* STATED EXERCISE: Print all of the entries exactly, minus the pictures.

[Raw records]
<<<<

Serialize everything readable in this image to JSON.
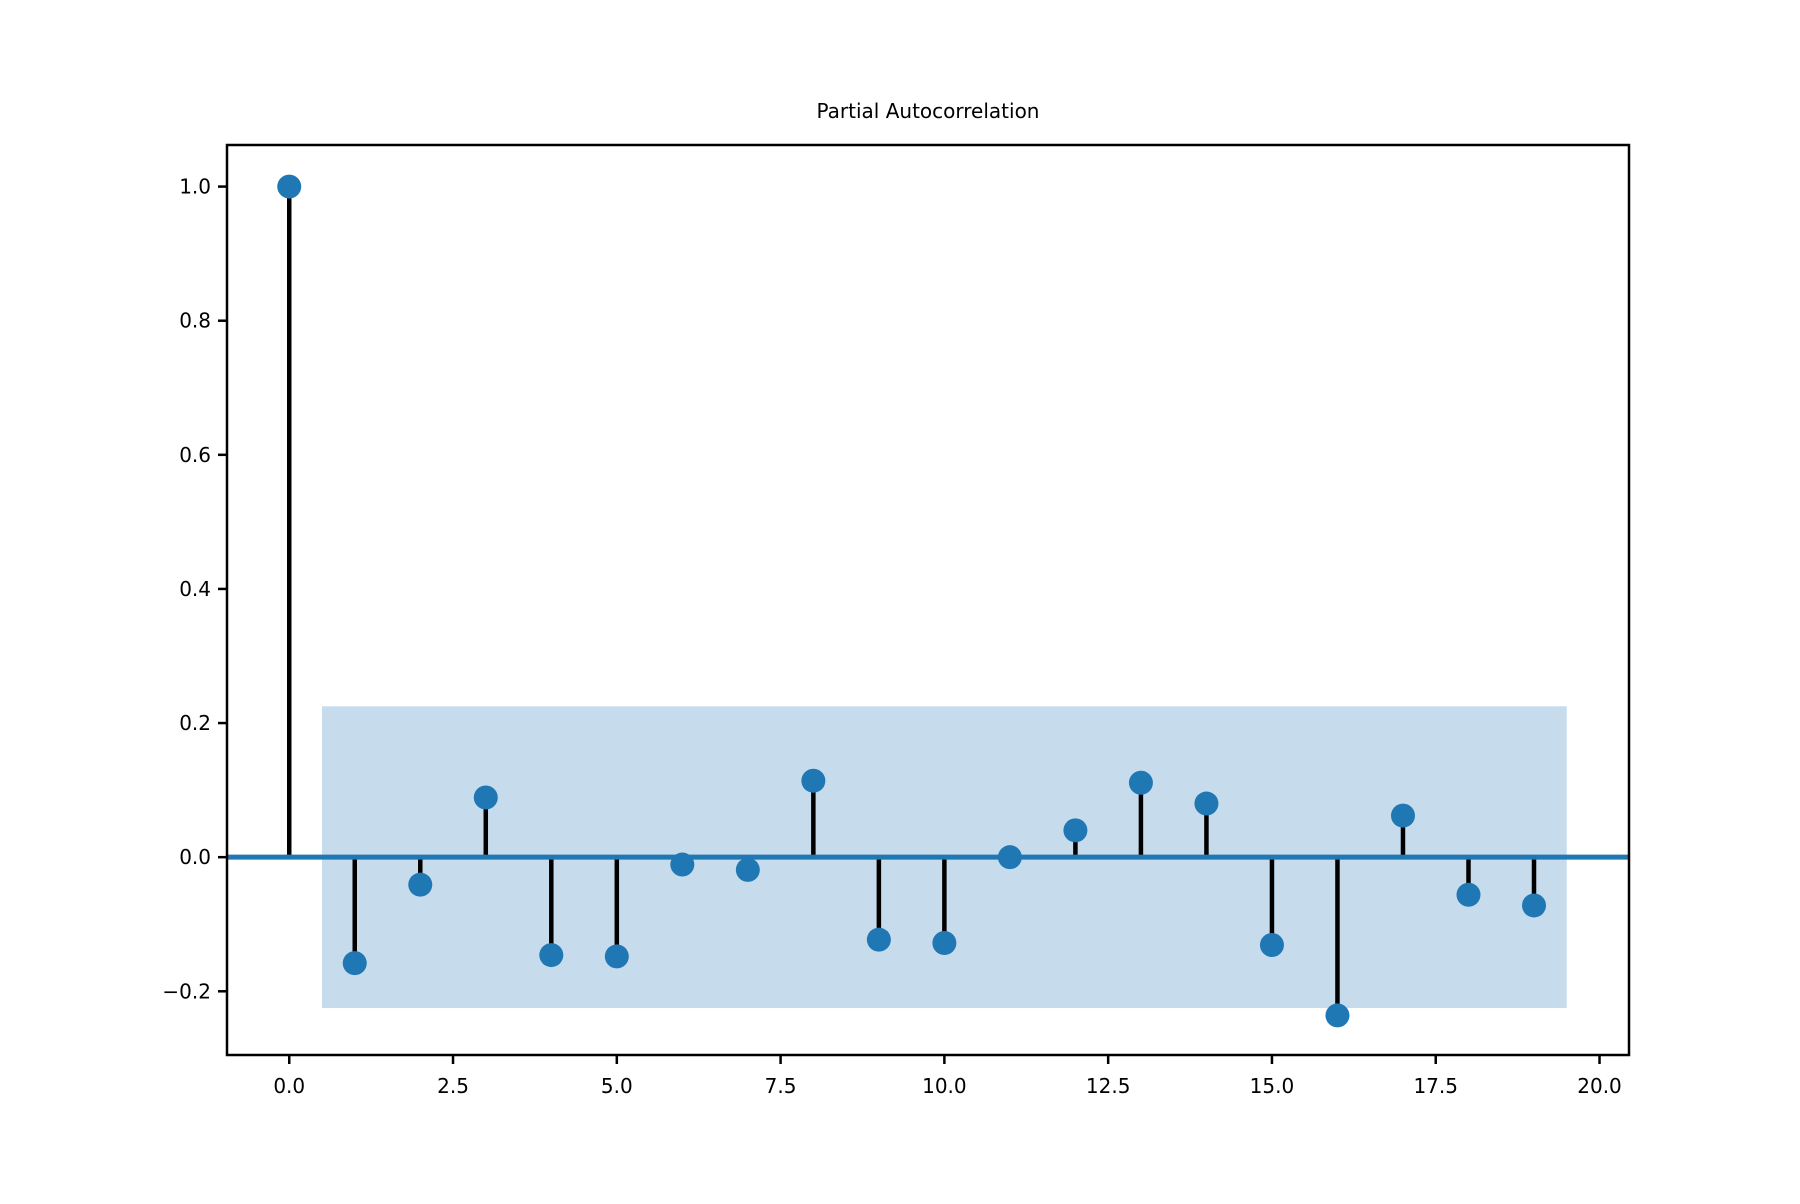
{
  "chart_data": {
    "type": "stem",
    "title": "Partial Autocorrelation",
    "xlabel": "",
    "ylabel": "",
    "xlim": [
      -0.95,
      20.45
    ],
    "ylim": [
      -0.295,
      1.062
    ],
    "x_ticks": [
      0.0,
      2.5,
      5.0,
      7.5,
      10.0,
      12.5,
      15.0,
      17.5,
      20.0
    ],
    "x_tick_labels": [
      "0.0",
      "2.5",
      "5.0",
      "7.5",
      "10.0",
      "12.5",
      "15.0",
      "17.5",
      "20.0"
    ],
    "y_ticks": [
      -0.2,
      0.0,
      0.2,
      0.4,
      0.6,
      0.8,
      1.0
    ],
    "y_tick_labels": [
      "−0.2",
      "0.0",
      "0.2",
      "0.4",
      "0.6",
      "0.8",
      "1.0"
    ],
    "grid": false,
    "legend": null,
    "x": [
      0,
      1,
      2,
      3,
      4,
      5,
      6,
      7,
      8,
      9,
      10,
      11,
      12,
      13,
      14,
      15,
      16,
      17,
      18,
      19
    ],
    "values": [
      1.0,
      -0.158,
      -0.041,
      0.089,
      -0.146,
      -0.148,
      -0.011,
      -0.019,
      0.114,
      -0.123,
      -0.128,
      0.0,
      0.04,
      0.111,
      0.08,
      -0.131,
      -0.236,
      0.062,
      -0.056,
      -0.072
    ],
    "confidence_band": {
      "x_range": [
        0.5,
        19.5
      ],
      "upper": 0.225,
      "lower": -0.225
    },
    "colors": {
      "marker": "#1f77b4",
      "stem": "#000000",
      "baseline": "#1f77b4",
      "band": "#c6dbec"
    }
  }
}
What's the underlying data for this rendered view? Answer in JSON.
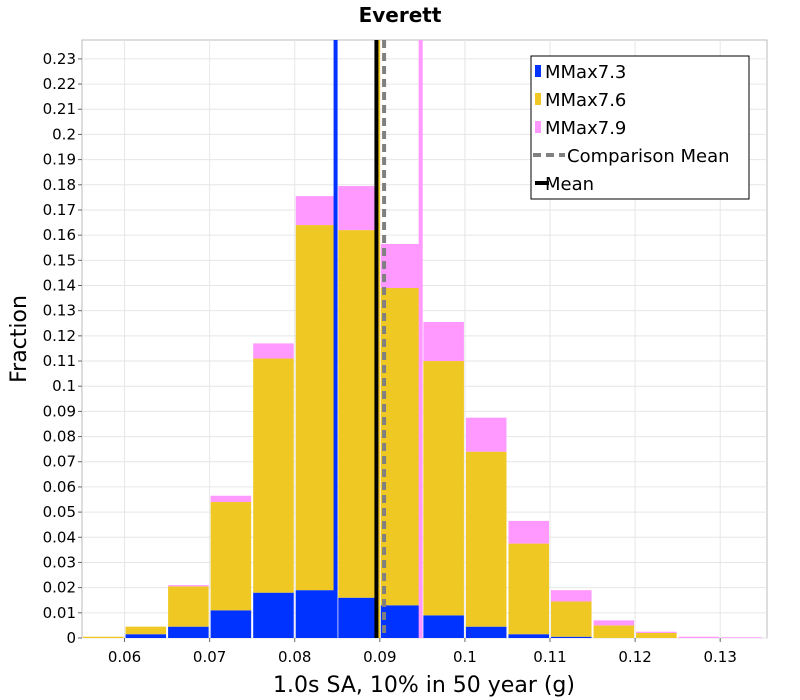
{
  "chart_data": {
    "type": "bar",
    "title": "Everett",
    "xlabel": "1.0s SA, 10% in 50 year (g)",
    "ylabel": "Fraction",
    "xlim": [
      0.055,
      0.1355
    ],
    "ylim": [
      0,
      0.2375
    ],
    "x_ticks": [
      "0.06",
      "0.07",
      "0.08",
      "0.09",
      "0.1",
      "0.11",
      "0.12",
      "0.13"
    ],
    "y_ticks": [
      "0",
      "0.01",
      "0.02",
      "0.03",
      "0.04",
      "0.05",
      "0.06",
      "0.07",
      "0.08",
      "0.09",
      "0.1",
      "0.11",
      "0.12",
      "0.13",
      "0.14",
      "0.15",
      "0.16",
      "0.17",
      "0.18",
      "0.19",
      "0.2",
      "0.21",
      "0.22",
      "0.23"
    ],
    "stacked": true,
    "bin_width": 0.005,
    "bin_centers": [
      0.0575,
      0.0625,
      0.0675,
      0.0725,
      0.0775,
      0.0825,
      0.0875,
      0.0925,
      0.0975,
      0.1025,
      0.1075,
      0.1125,
      0.1175,
      0.1225,
      0.1275,
      0.1325
    ],
    "series": [
      {
        "name": "MMax7.3",
        "color": "#0033ff",
        "values": [
          0.0,
          0.0015,
          0.0045,
          0.011,
          0.018,
          0.019,
          0.016,
          0.013,
          0.009,
          0.0045,
          0.0015,
          0.0005,
          0.0,
          0.0,
          0.0,
          0.0
        ]
      },
      {
        "name": "MMax7.6",
        "color": "#f0c823",
        "values": [
          0.0005,
          0.003,
          0.016,
          0.043,
          0.093,
          0.145,
          0.146,
          0.126,
          0.101,
          0.0695,
          0.036,
          0.014,
          0.005,
          0.002,
          0.0,
          0.0
        ]
      },
      {
        "name": "MMax7.9",
        "color": "#ff99ff",
        "values": [
          0.0,
          0.0,
          0.0005,
          0.0025,
          0.006,
          0.0115,
          0.0175,
          0.0175,
          0.0155,
          0.0135,
          0.009,
          0.0045,
          0.002,
          0.0005,
          0.0005,
          0.0003
        ]
      }
    ],
    "vertical_lines": [
      {
        "name": "MMax7.3",
        "x": 0.0848,
        "color": "#0033ff",
        "style": "solid"
      },
      {
        "name": "MMax7.6",
        "x": 0.0898,
        "color": "#f0c823",
        "style": "solid"
      },
      {
        "name": "MMax7.9",
        "x": 0.0948,
        "color": "#ff99ff",
        "style": "solid"
      },
      {
        "name": "Comparison Mean",
        "x": 0.0905,
        "color": "#808080",
        "style": "dashed"
      },
      {
        "name": "Mean",
        "x": 0.0896,
        "color": "#000000",
        "style": "solid"
      }
    ],
    "legend": {
      "position": "top-right",
      "entries": [
        {
          "label": "MMax7.3",
          "marker": "box",
          "color": "#0033ff"
        },
        {
          "label": "MMax7.6",
          "marker": "box",
          "color": "#f0c823"
        },
        {
          "label": "MMax7.9",
          "marker": "box",
          "color": "#ff99ff"
        },
        {
          "label": "Comparison Mean",
          "marker": "dashed-line",
          "color": "#808080"
        },
        {
          "label": "Mean",
          "marker": "solid-line",
          "color": "#000000"
        }
      ]
    },
    "grid": true
  }
}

>>>>

* RESULT:
Serialize everything readable in this image to JSON.
{
  "chart_data": {
    "type": "stem",
    "title": "Partial Autocorrelation",
    "xlabel": "",
    "ylabel": "",
    "xlim": [
      -0.95,
      20.45
    ],
    "ylim": [
      -0.295,
      1.062
    ],
    "x_ticks": [
      0.0,
      2.5,
      5.0,
      7.5,
      10.0,
      12.5,
      15.0,
      17.5,
      20.0
    ],
    "x_tick_labels": [
      "0.0",
      "2.5",
      "5.0",
      "7.5",
      "10.0",
      "12.5",
      "15.0",
      "17.5",
      "20.0"
    ],
    "y_ticks": [
      -0.2,
      0.0,
      0.2,
      0.4,
      0.6,
      0.8,
      1.0
    ],
    "y_tick_labels": [
      "−0.2",
      "0.0",
      "0.2",
      "0.4",
      "0.6",
      "0.8",
      "1.0"
    ],
    "grid": false,
    "legend": null,
    "x": [
      0,
      1,
      2,
      3,
      4,
      5,
      6,
      7,
      8,
      9,
      10,
      11,
      12,
      13,
      14,
      15,
      16,
      17,
      18,
      19
    ],
    "values": [
      1.0,
      -0.158,
      -0.041,
      0.089,
      -0.146,
      -0.148,
      -0.011,
      -0.019,
      0.114,
      -0.123,
      -0.128,
      0.0,
      0.04,
      0.111,
      0.08,
      -0.131,
      -0.236,
      0.062,
      -0.056,
      -0.072
    ],
    "confidence_band": {
      "x_range": [
        0.5,
        19.5
      ],
      "upper": 0.225,
      "lower": -0.225
    },
    "colors": {
      "marker": "#1f77b4",
      "stem": "#000000",
      "baseline": "#1f77b4",
      "band": "#c6dbec"
    }
  }
}
What's the underlying data for this rendered view? Answer in JSON.
{
  "chart_data": {
    "type": "bar",
    "title": "Everett",
    "xlabel": "1.0s SA, 10% in 50 year (g)",
    "ylabel": "Fraction",
    "xlim": [
      0.055,
      0.1355
    ],
    "ylim": [
      0,
      0.2375
    ],
    "x_ticks": [
      "0.06",
      "0.07",
      "0.08",
      "0.09",
      "0.1",
      "0.11",
      "0.12",
      "0.13"
    ],
    "y_ticks": [
      "0",
      "0.01",
      "0.02",
      "0.03",
      "0.04",
      "0.05",
      "0.06",
      "0.07",
      "0.08",
      "0.09",
      "0.1",
      "0.11",
      "0.12",
      "0.13",
      "0.14",
      "0.15",
      "0.16",
      "0.17",
      "0.18",
      "0.19",
      "0.2",
      "0.21",
      "0.22",
      "0.23"
    ],
    "stacked": true,
    "bin_width": 0.005,
    "bin_centers": [
      0.0575,
      0.0625,
      0.0675,
      0.0725,
      0.0775,
      0.0825,
      0.0875,
      0.0925,
      0.0975,
      0.1025,
      0.1075,
      0.1125,
      0.1175,
      0.1225,
      0.1275,
      0.1325
    ],
    "series": [
      {
        "name": "MMax7.3",
        "color": "#0033ff",
        "values": [
          0.0,
          0.0015,
          0.0045,
          0.011,
          0.018,
          0.019,
          0.016,
          0.013,
          0.009,
          0.0045,
          0.0015,
          0.0005,
          0.0,
          0.0,
          0.0,
          0.0
        ]
      },
      {
        "name": "MMax7.6",
        "color": "#f0c823",
        "values": [
          0.0005,
          0.003,
          0.016,
          0.043,
          0.093,
          0.145,
          0.146,
          0.126,
          0.101,
          0.0695,
          0.036,
          0.014,
          0.005,
          0.002,
          0.0,
          0.0
        ]
      },
      {
        "name": "MMax7.9",
        "color": "#ff99ff",
        "values": [
          0.0,
          0.0,
          0.0005,
          0.0025,
          0.006,
          0.0115,
          0.0175,
          0.0175,
          0.0155,
          0.0135,
          0.009,
          0.0045,
          0.002,
          0.0005,
          0.0005,
          0.0003
        ]
      }
    ],
    "vertical_lines": [
      {
        "name": "MMax7.3",
        "x": 0.0848,
        "color": "#0033ff",
        "style": "solid"
      },
      {
        "name": "MMax7.6",
        "x": 0.0898,
        "color": "#f0c823",
        "style": "solid"
      },
      {
        "name": "MMax7.9",
        "x": 0.0948,
        "color": "#ff99ff",
        "style": "solid"
      },
      {
        "name": "Comparison Mean",
        "x": 0.0905,
        "color": "#808080",
        "style": "dashed"
      },
      {
        "name": "Mean",
        "x": 0.0896,
        "color": "#000000",
        "style": "solid"
      }
    ],
    "legend": {
      "position": "top-right",
      "entries": [
        {
          "label": "MMax7.3",
          "marker": "box",
          "color": "#0033ff"
        },
        {
          "label": "MMax7.6",
          "marker": "box",
          "color": "#f0c823"
        },
        {
          "label": "MMax7.9",
          "marker": "box",
          "color": "#ff99ff"
        },
        {
          "label": "Comparison Mean",
          "marker": "dashed-line",
          "color": "#808080"
        },
        {
          "label": "Mean",
          "marker": "solid-line",
          "color": "#000000"
        }
      ]
    },
    "grid": true
  }
}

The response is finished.